## [WHAT IS REQUIRED]
Where a line below holds the string "label", copy that line.

* Begin *

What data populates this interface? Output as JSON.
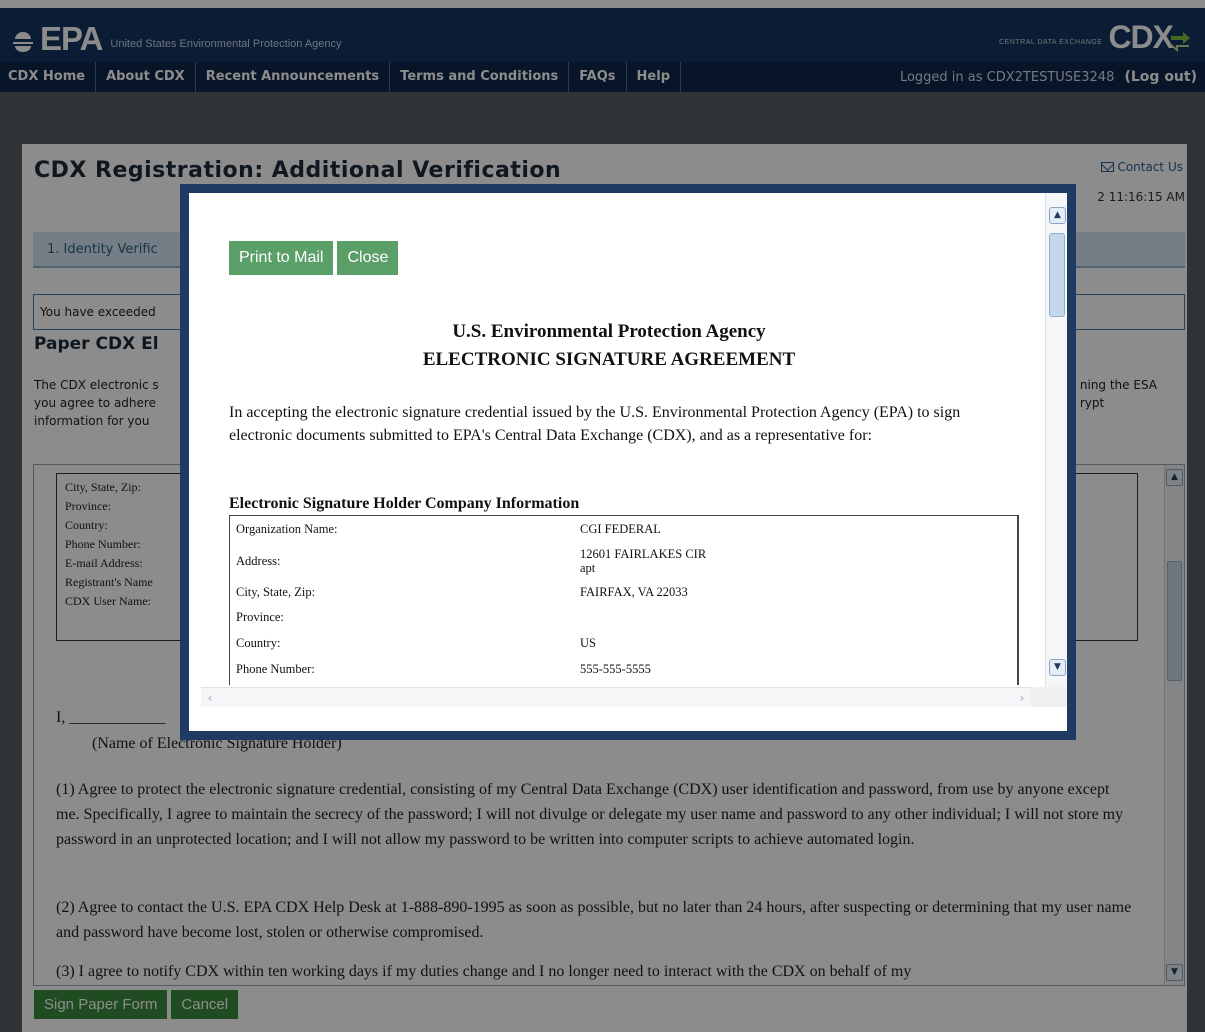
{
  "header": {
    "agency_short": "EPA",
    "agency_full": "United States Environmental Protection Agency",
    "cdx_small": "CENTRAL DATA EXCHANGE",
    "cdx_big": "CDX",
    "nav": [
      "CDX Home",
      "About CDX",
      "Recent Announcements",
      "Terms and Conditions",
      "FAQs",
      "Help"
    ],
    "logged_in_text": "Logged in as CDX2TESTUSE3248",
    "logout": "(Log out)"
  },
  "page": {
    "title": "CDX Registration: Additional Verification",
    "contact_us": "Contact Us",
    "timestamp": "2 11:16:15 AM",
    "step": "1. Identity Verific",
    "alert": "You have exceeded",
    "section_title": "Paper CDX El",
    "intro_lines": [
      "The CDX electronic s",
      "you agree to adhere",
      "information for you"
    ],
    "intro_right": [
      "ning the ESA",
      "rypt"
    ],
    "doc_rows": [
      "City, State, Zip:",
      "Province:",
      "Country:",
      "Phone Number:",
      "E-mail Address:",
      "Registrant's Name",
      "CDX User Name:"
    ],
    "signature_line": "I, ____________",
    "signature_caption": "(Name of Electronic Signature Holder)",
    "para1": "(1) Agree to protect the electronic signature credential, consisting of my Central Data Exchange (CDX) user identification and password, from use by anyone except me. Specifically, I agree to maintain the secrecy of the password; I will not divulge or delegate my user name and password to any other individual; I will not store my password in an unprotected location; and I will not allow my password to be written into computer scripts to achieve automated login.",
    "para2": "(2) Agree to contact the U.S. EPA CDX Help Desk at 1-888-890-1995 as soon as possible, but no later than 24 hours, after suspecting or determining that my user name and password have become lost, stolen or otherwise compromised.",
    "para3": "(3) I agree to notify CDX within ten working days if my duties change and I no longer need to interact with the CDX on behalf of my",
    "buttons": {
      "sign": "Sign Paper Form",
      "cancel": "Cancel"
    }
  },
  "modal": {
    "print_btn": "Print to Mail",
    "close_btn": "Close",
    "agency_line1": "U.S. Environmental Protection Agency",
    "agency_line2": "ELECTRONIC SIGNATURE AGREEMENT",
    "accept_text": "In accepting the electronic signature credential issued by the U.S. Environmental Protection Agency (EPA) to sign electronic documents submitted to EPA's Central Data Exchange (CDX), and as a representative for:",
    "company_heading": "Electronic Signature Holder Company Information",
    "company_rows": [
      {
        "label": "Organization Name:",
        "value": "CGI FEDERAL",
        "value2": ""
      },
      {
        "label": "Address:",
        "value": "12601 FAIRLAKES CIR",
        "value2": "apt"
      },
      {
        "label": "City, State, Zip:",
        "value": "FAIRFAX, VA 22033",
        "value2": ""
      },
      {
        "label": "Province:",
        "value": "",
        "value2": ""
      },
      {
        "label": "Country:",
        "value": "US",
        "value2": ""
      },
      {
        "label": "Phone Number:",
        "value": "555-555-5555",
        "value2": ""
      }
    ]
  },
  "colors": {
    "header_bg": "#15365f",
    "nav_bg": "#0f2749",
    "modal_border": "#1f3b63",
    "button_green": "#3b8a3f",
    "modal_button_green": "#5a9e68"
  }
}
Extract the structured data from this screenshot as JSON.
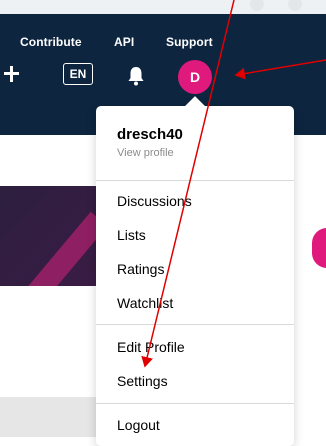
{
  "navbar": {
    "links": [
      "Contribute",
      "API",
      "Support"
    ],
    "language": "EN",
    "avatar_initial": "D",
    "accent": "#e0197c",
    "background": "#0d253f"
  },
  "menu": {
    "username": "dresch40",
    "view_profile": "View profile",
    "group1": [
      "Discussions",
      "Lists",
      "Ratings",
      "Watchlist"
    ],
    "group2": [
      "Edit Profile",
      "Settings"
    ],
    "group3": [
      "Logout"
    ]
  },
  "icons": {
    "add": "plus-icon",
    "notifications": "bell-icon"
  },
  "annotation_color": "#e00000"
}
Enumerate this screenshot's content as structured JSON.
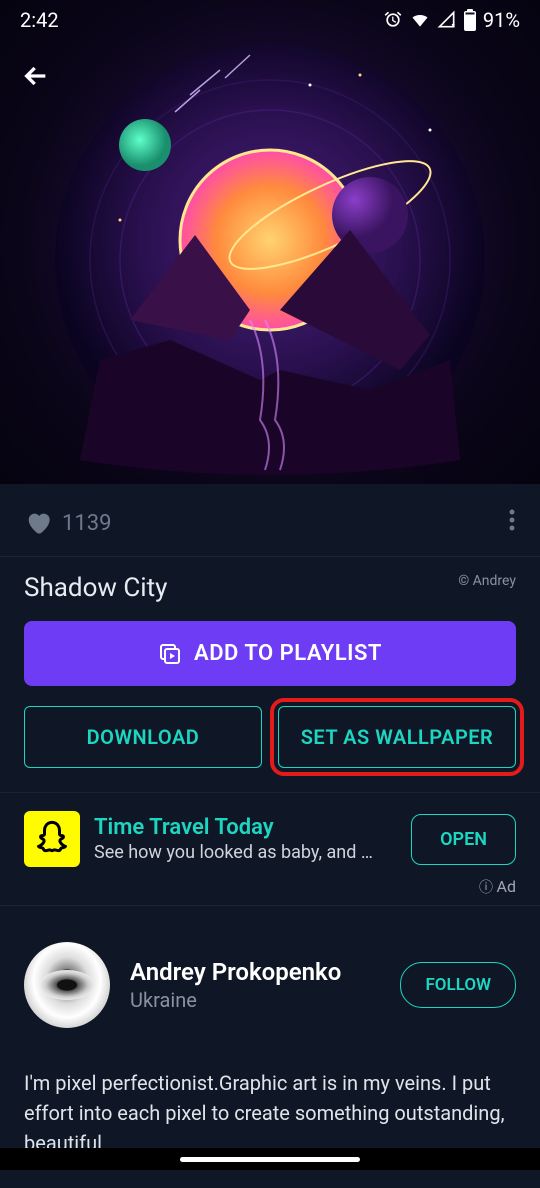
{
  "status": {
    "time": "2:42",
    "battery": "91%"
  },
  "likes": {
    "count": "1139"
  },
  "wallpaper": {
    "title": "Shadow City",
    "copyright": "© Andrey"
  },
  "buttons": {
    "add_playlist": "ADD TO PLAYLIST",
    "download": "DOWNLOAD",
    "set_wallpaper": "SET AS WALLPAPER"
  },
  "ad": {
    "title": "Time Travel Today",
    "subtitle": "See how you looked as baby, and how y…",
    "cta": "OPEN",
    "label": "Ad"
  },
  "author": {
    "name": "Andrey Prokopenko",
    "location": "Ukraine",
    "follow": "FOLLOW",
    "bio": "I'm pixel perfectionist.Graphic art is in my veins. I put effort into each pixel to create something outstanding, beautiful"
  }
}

* End *

## [OUTPUT OF THE TASK]
        "label": "Organization Name:",
        "label": "Address:",
        "label": "City, State, Zip:",
        "label": "Province:",
        "label": "Country:",
        "label": "Phone Number:",
    "label": "Ad"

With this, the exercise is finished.